* Exercise prompt *
Pick out each line with the word "system" from the material that follows.

Saved data entries
•••••
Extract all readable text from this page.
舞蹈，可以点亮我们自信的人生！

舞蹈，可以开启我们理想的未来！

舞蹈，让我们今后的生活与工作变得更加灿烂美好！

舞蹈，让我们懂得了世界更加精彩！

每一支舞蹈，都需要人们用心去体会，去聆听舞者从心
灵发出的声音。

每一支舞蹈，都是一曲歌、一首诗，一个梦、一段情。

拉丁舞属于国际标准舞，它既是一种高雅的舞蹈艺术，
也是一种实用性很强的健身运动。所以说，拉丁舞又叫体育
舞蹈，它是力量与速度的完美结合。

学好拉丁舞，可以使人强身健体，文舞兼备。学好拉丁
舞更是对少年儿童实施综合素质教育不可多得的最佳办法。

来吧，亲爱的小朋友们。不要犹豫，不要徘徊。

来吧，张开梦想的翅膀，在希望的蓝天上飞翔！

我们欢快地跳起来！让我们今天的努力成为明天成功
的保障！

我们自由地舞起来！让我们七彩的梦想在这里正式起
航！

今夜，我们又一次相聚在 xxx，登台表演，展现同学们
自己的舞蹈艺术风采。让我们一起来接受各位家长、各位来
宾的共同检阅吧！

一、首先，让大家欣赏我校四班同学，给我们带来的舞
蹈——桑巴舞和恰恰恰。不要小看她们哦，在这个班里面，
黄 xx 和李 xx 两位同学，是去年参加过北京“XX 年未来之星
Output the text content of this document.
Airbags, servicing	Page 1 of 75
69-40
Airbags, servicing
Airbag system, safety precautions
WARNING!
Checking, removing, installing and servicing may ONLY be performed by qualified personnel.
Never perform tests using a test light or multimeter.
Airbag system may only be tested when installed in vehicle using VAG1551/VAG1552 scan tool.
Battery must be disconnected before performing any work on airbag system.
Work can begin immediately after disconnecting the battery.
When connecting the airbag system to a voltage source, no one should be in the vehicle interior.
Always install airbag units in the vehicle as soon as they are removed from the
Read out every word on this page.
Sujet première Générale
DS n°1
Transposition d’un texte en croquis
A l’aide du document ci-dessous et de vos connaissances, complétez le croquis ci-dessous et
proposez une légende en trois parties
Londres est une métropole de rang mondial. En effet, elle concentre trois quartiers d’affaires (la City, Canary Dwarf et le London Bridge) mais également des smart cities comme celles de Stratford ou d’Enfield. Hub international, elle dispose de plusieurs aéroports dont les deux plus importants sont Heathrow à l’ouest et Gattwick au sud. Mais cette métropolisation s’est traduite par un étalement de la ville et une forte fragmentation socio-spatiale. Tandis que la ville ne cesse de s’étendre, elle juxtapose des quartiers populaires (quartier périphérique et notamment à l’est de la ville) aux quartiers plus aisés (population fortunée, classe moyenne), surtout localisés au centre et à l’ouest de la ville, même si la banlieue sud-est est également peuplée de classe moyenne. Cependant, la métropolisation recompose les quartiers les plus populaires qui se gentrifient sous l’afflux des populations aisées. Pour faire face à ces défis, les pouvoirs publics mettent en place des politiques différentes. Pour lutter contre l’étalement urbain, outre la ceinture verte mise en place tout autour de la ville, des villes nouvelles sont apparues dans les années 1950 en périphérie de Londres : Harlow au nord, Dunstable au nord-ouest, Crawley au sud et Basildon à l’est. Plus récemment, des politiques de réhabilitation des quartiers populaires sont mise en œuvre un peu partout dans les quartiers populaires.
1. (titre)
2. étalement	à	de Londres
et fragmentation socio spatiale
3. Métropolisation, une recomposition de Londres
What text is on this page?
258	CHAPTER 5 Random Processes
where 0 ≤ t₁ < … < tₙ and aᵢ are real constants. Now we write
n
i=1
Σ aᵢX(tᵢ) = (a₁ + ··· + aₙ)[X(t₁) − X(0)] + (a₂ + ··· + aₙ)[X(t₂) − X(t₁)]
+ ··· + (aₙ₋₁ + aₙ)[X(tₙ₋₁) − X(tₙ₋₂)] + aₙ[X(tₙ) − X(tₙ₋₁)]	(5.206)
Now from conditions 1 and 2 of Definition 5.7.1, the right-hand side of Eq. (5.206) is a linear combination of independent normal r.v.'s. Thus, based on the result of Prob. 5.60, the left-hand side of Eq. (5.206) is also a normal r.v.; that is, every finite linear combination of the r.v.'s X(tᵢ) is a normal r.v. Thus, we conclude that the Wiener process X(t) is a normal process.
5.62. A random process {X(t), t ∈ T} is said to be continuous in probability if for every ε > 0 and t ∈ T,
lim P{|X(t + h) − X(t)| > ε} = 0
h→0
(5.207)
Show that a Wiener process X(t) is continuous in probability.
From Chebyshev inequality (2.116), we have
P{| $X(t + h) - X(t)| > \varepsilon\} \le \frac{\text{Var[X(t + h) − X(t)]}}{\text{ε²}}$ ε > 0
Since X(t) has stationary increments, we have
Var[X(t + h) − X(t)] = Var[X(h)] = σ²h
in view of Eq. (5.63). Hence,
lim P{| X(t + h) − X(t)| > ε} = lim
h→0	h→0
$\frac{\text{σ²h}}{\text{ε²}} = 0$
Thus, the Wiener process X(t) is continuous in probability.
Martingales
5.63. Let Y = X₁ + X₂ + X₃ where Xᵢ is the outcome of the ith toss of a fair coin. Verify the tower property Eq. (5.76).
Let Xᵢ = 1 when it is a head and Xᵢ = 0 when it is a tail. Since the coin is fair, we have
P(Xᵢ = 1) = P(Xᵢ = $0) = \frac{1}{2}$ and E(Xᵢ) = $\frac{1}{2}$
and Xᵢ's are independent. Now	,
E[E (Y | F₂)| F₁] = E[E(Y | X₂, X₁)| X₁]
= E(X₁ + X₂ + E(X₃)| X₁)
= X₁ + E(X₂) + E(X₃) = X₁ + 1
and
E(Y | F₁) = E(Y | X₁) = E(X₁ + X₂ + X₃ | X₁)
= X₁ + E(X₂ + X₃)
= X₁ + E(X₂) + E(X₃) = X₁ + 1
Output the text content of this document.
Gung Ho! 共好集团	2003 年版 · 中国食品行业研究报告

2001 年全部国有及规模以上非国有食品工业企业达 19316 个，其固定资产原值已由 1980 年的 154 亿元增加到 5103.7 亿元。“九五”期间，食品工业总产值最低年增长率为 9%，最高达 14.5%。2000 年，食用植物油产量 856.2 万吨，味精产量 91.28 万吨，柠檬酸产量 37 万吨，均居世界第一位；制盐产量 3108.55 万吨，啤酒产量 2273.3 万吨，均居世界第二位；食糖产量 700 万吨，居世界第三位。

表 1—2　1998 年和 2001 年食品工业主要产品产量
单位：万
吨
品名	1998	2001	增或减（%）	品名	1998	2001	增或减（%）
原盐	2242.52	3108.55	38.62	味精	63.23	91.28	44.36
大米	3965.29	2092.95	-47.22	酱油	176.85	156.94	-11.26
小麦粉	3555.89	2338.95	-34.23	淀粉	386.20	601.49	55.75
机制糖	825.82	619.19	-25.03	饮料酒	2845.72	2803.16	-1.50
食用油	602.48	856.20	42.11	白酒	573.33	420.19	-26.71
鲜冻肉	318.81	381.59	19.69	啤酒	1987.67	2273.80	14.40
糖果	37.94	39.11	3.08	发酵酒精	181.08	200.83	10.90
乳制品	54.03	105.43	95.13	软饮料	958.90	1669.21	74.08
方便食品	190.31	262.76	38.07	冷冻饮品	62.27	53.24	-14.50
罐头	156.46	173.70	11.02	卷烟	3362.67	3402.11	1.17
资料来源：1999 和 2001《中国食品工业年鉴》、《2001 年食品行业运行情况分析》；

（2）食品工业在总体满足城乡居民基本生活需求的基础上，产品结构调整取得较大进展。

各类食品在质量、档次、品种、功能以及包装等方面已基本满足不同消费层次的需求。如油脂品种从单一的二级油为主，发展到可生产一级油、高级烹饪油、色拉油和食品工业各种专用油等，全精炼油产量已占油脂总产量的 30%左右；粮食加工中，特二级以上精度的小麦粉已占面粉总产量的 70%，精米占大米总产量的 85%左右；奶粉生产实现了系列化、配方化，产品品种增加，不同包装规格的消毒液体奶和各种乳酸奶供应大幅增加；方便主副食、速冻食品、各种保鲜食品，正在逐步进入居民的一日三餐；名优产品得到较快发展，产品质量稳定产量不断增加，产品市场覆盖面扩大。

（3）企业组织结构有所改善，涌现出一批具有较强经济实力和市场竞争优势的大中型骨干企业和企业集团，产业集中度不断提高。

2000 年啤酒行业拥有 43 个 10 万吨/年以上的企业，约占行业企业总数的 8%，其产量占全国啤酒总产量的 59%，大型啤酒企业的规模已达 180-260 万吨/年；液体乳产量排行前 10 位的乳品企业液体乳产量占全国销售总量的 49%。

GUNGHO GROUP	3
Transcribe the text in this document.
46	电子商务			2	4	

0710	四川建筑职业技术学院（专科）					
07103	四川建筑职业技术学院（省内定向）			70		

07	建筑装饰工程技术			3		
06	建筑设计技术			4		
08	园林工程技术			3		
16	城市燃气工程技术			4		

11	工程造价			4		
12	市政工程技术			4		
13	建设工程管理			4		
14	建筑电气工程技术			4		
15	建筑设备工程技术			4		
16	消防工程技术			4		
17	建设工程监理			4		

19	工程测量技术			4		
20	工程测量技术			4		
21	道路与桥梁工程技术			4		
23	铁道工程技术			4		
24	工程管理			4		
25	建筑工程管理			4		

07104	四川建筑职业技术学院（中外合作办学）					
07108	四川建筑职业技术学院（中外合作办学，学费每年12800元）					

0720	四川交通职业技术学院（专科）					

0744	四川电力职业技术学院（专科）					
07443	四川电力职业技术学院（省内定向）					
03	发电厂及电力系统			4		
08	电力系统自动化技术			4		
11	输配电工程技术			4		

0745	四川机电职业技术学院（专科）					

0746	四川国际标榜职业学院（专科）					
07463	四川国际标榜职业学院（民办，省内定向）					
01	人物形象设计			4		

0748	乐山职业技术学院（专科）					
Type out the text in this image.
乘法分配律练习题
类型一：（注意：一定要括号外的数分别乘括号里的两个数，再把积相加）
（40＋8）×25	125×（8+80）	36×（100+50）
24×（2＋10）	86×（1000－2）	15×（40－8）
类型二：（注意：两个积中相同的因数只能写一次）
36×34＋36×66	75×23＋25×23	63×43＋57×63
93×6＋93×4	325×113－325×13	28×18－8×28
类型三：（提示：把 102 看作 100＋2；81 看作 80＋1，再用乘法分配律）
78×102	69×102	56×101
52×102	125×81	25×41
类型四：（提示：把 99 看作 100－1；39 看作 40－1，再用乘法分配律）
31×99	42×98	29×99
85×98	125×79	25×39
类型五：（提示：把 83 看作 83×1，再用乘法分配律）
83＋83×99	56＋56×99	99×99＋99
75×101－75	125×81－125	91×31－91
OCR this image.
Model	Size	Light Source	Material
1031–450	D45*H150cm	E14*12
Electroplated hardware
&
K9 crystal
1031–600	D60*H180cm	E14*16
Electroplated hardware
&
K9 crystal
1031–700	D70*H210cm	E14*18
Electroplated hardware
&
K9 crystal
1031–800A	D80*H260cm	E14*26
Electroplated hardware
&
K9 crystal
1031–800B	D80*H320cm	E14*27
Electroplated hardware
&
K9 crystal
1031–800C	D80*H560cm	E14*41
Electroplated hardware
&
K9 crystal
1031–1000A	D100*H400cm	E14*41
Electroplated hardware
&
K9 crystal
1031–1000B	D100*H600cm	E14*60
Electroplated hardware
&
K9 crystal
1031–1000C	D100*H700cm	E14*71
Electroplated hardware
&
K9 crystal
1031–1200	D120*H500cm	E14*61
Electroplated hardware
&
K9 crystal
•••••
* Answer to the task *
Airbag system, safety precautions
Airbag system may only be tested when installed in vehicle using VAG1551/VAG1552 scan tool.
Battery must be disconnected before performing any work on airbag system.
When connecting the airbag system to a voltage source, no one should be in the vehicle interior.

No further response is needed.